**Description of the task**
From the entries below, copy every line holding the word "Source".

**Records to use**
........

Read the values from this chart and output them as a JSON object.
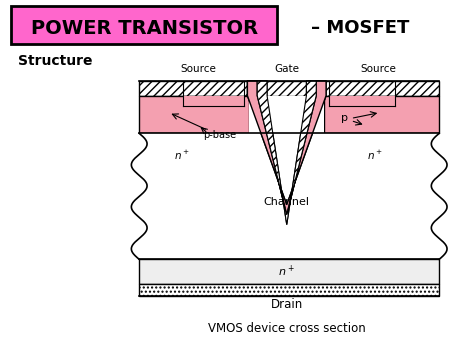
{
  "title1": "POWER TRANSISTOR",
  "title2": "– MOSFET",
  "subtitle": "Structure",
  "caption": "VMOS device cross section",
  "bg_color": "#ffffff",
  "title_box_color": "#ff66cc",
  "pink_color": "#f4a0b0",
  "gate_oxide_color": "#f4a0b0",
  "body_color": "#f8f8f8",
  "drain_body_color": "#f0f0f0",
  "labels": {
    "source_left": "Source",
    "gate": "Gate",
    "source_right": "Source",
    "p_base": "p-base",
    "p": "p",
    "channel": "Channel",
    "drain": "Drain",
    "caption": "VMOS device cross section"
  }
}
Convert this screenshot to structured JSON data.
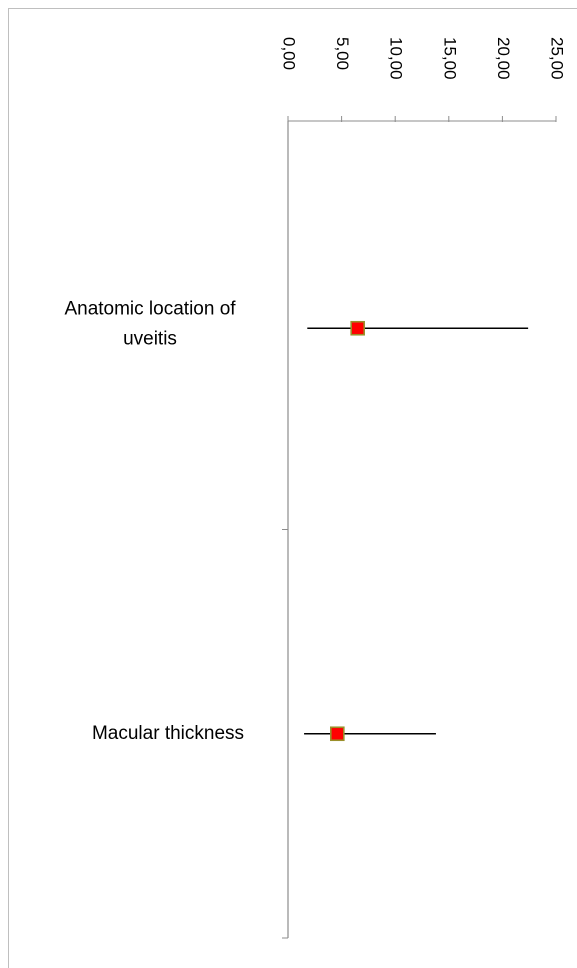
{
  "chart_data": {
    "type": "scatter",
    "orientation": "rotated",
    "title": "",
    "xlabel": "",
    "ylabel": "",
    "xlim": [
      0,
      25
    ],
    "tick_values": [
      0,
      5,
      10,
      15,
      20,
      25
    ],
    "tick_labels": [
      "0,00",
      "5,00",
      "10,00",
      "15,00",
      "20,00",
      "25,00"
    ],
    "categories": [
      {
        "label_lines": [
          "Anatomic location of",
          "uveitis"
        ]
      },
      {
        "label_lines": [
          "Macular thickness"
        ]
      }
    ],
    "series": [
      {
        "values": [
          6.5,
          4.6
        ],
        "ci_low": [
          1.8,
          1.5
        ],
        "ci_high": [
          22.4,
          13.8
        ]
      }
    ],
    "colors": {
      "marker_fill": "#ff0000",
      "marker_border": "#9a8f2a",
      "error_bar": "#000000",
      "axis": "#8c8c8c",
      "frame": "#bfbfbf"
    },
    "grid": false,
    "legend": "none"
  }
}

........

**The answer**
    "source_left": "Source",
    "source_right": "Source",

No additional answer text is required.